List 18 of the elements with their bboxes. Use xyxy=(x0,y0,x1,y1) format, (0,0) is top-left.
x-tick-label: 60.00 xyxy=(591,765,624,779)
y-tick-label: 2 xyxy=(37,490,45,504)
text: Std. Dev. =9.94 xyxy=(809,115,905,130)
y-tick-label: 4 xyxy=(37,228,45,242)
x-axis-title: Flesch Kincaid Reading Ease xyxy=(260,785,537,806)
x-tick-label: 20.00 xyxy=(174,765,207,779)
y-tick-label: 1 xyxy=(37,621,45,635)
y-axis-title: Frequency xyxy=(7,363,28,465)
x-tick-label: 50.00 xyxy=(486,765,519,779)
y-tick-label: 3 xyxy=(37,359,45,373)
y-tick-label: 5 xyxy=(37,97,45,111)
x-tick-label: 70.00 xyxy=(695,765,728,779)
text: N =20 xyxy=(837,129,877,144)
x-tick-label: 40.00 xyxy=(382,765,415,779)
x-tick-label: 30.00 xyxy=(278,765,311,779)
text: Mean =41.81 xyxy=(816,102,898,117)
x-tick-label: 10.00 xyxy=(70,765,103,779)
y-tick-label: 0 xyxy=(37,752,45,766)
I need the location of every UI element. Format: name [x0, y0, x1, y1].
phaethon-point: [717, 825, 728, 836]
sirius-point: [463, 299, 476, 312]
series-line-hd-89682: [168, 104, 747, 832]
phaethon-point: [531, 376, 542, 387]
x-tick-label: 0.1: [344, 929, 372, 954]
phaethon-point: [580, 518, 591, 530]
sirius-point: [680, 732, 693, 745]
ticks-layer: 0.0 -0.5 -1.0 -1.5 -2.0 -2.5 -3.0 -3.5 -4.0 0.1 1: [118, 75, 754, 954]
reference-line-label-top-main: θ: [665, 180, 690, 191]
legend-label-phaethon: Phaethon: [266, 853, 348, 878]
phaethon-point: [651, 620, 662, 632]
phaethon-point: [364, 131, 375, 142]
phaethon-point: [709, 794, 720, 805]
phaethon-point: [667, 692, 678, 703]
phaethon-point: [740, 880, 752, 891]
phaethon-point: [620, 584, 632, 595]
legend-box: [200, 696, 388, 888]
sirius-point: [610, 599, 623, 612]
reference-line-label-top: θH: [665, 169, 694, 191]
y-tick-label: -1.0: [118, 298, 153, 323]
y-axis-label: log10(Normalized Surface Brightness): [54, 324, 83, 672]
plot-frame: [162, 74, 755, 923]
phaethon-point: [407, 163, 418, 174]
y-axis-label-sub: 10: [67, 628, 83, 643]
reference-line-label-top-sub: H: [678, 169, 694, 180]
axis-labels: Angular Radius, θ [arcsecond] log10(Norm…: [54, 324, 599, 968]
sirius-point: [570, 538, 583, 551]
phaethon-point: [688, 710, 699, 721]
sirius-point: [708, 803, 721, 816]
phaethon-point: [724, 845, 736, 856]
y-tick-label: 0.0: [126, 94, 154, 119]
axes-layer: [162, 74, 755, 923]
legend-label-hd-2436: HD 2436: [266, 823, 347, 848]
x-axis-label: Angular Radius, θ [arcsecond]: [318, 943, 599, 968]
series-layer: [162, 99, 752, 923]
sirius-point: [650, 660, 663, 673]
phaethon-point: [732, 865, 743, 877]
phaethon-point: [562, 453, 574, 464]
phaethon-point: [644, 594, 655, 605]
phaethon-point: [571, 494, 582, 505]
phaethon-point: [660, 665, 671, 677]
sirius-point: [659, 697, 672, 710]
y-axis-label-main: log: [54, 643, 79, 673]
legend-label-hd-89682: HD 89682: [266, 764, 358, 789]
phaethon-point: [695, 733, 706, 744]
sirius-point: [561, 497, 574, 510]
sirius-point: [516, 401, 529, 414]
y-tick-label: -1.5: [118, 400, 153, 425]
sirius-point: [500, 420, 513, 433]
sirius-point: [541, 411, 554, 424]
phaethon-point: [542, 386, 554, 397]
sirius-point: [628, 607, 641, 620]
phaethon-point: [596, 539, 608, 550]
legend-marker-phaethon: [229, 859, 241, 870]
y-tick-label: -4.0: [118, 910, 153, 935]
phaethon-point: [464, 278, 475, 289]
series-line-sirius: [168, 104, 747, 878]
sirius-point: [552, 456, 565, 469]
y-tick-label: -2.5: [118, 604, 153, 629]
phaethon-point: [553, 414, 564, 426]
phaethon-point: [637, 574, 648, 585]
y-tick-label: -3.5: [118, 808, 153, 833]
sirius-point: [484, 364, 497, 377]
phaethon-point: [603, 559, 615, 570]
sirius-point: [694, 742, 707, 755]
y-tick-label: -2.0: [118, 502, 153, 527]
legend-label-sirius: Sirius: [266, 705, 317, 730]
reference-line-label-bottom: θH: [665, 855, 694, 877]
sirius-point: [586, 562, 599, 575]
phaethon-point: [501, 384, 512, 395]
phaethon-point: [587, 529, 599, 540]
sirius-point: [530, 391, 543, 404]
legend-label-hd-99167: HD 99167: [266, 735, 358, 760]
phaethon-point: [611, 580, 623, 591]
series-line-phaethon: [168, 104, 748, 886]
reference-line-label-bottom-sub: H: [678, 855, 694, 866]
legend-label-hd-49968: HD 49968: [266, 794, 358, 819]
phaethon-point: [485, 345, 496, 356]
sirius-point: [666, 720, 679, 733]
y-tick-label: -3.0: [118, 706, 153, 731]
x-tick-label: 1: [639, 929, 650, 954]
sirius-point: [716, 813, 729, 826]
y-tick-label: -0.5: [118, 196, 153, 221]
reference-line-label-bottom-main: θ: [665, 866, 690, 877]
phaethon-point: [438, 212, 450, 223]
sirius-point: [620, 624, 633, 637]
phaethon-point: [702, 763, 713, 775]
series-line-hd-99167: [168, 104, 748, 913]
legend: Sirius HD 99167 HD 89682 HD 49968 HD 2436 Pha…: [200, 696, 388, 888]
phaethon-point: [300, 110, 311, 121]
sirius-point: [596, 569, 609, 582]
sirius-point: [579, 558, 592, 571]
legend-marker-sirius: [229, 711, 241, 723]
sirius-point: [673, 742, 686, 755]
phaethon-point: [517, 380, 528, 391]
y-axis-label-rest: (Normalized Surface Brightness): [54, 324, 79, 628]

Instructions for the task ▸ Repeat the rows word for word, from the first line through the line containing "x-tick-label: 70.00 xyxy=(695,765,728,779)", including both of those lines.

The output ▸
List 18 of the elements with their bboxes. Use xyxy=(x0,y0,x1,y1) format, (0,0) is top-left.
x-tick-label: 60.00 xyxy=(591,765,624,779)
y-tick-label: 2 xyxy=(37,490,45,504)
text: Std. Dev. =9.94 xyxy=(809,115,905,130)
y-tick-label: 4 xyxy=(37,228,45,242)
x-axis-title: Flesch Kincaid Reading Ease xyxy=(260,785,537,806)
x-tick-label: 20.00 xyxy=(174,765,207,779)
y-tick-label: 1 xyxy=(37,621,45,635)
y-axis-title: Frequency xyxy=(7,363,28,465)
x-tick-label: 50.00 xyxy=(486,765,519,779)
y-tick-label: 3 xyxy=(37,359,45,373)
y-tick-label: 5 xyxy=(37,97,45,111)
x-tick-label: 70.00 xyxy=(695,765,728,779)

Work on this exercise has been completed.